■ **Written exercise**
Repeat exactly the lines from the line containing "What's the underlying" through the last line of the records below, inclusive, and nothing else.

━━━━━ Excerpted records

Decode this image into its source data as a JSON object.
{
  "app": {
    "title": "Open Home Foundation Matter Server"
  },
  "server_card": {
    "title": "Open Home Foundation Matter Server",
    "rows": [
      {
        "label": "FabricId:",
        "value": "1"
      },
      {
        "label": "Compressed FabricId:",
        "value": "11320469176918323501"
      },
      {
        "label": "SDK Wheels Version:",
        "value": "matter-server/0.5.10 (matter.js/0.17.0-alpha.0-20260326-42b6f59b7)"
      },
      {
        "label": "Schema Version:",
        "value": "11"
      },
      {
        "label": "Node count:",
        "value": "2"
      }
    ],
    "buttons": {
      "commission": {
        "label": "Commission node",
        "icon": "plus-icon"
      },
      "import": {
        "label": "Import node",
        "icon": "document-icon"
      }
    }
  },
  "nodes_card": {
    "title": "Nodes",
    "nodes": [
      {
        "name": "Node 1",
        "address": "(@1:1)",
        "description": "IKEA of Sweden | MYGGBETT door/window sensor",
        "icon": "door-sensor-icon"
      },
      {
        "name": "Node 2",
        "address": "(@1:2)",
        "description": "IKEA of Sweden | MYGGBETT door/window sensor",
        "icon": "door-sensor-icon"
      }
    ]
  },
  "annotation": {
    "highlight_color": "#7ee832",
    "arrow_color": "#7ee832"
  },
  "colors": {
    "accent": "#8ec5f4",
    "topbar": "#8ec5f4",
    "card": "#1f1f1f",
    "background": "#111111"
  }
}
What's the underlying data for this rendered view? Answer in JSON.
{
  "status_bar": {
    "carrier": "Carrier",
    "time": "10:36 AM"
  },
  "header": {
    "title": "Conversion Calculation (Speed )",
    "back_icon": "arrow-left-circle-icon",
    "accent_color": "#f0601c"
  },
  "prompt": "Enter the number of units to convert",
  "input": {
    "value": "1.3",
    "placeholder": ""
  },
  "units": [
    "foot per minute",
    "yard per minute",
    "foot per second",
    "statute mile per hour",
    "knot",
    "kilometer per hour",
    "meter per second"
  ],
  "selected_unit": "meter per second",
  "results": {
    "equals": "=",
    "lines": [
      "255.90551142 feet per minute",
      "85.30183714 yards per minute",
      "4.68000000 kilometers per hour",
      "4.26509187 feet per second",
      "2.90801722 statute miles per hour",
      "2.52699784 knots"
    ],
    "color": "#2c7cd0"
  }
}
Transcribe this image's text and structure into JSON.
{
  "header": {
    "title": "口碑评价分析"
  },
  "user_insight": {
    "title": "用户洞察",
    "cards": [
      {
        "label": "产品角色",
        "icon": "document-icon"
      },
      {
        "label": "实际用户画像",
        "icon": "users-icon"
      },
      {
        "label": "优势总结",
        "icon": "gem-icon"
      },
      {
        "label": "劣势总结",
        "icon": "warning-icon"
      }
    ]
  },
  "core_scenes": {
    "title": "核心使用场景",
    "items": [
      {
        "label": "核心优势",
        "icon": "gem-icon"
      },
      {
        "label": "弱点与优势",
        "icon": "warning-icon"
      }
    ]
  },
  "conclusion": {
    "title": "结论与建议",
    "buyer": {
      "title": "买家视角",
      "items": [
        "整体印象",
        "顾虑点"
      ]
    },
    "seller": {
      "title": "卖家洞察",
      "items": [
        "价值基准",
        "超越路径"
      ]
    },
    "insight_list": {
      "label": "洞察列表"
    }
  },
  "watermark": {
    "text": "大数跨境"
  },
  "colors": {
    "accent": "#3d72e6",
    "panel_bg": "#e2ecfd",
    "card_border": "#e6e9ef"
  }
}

━━━━━━━━━━

■ **Task solution**
What's the underlying data for this rendered view? Answer in JSON.
{
  "status_bar": {
    "carrier": "Carrier",
    "time": "10:36 AM"
  },
  "header": {
    "title": "Conversion Calculation (Speed )",
    "back_icon": "arrow-left-circle-icon",
    "accent_color": "#f0601c"
  },
  "prompt": "Enter the number of units to convert",
  "input": {
    "value": "1.3",
    "placeholder": ""
  },
  "units": [
    "foot per minute",
    "yard per minute",
    "foot per second",
    "statute mile per hour",
    "knot",
    "kilometer per hour",
    "meter per second"
  ],
  "selected_unit": "meter per second",
  "results": {
    "equals": "=",
    "lines": [
      "255.90551142 feet per minute",
      "85.30183714 yards per minute",
      "4.68000000 kilometers per hour",
      "4.26509187 feet per second",
      "2.90801722 statute miles per hour",
      "2.52699784 knots"
    ],
    "color": "#2c7cd0"
  }
}
Transcribe this image's text and structure into JSON.
{
  "header": {
    "title": "口碑评价分析"
  },
  "user_insight": {
    "title": "用户洞察",
    "cards": [
      {
        "label": "产品角色",
        "icon": "document-icon"
      },
      {
        "label": "实际用户画像",
        "icon": "users-icon"
      },
      {
        "label": "优势总结",
        "icon": "gem-icon"
      },
      {
        "label": "劣势总结",
        "icon": "warning-icon"
      }
    ]
  },
  "core_scenes": {
    "title": "核心使用场景",
    "items": [
      {
        "label": "核心优势",
        "icon": "gem-icon"
      },
      {
        "label": "弱点与优势",
        "icon": "warning-icon"
      }
    ]
  },
  "conclusion": {
    "title": "结论与建议",
    "buyer": {
      "title": "买家视角",
      "items": [
        "整体印象",
        "顾虑点"
      ]
    },
    "seller": {
      "title": "卖家洞察",
      "items": [
        "价值基准",
        "超越路径"
      ]
    },
    "insight_list": {
      "label": "洞察列表"
    }
  },
  "watermark": {
    "text": "大数跨境"
  },
  "colors": {
    "accent": "#3d72e6",
    "panel_bg": "#e2ecfd",
    "card_border": "#e6e9ef"
  }
}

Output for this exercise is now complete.